#### Data section

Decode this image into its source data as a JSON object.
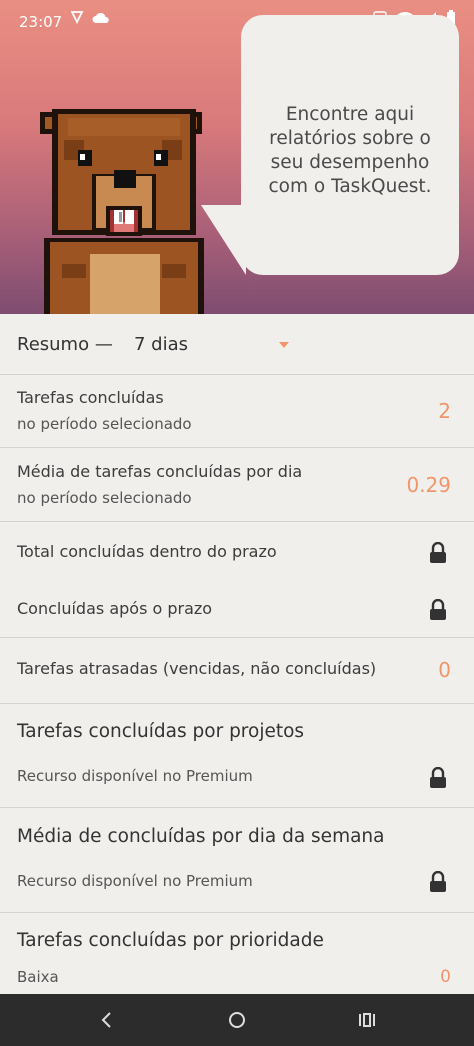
{
  "status_bar": {
    "time": "23:07"
  },
  "hero": {
    "bubble_text": "Encontre aqui relatórios sobre o seu desempenho com o TaskQuest."
  },
  "summary": {
    "label": "Resumo —",
    "value": "7 dias"
  },
  "stats": {
    "completed": {
      "label": "Tarefas concluídas",
      "sub": "no período selecionado",
      "value": "2"
    },
    "avg_per_day": {
      "label": "Média de tarefas concluídas por dia",
      "sub": "no período selecionado",
      "value": "0.29"
    },
    "on_time": {
      "label": "Total concluídas dentro do prazo"
    },
    "after_deadline": {
      "label": "Concluídas após o prazo"
    },
    "overdue": {
      "label": "Tarefas atrasadas (vencidas, não concluídas)",
      "value": "0"
    }
  },
  "by_project": {
    "title": "Tarefas concluídas por projetos",
    "sub": "Recurso disponível no Premium"
  },
  "by_weekday": {
    "title": "Média de concluídas por dia da semana",
    "sub": "Recurso disponível no Premium"
  },
  "by_priority": {
    "title": "Tarefas concluídas por prioridade",
    "rows": [
      {
        "label": "Baixa",
        "value": "0"
      }
    ]
  },
  "colors": {
    "accent": "#f0956a",
    "background": "#f1efec",
    "divider": "#d5d2cf"
  }
}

#### Job
Copy each line of the records that contains the word "value".

#### Finished answer
    "value": "7 dias"
      "value": "2"
      "value": "0.29"
      "value": "0"
        "value": "0"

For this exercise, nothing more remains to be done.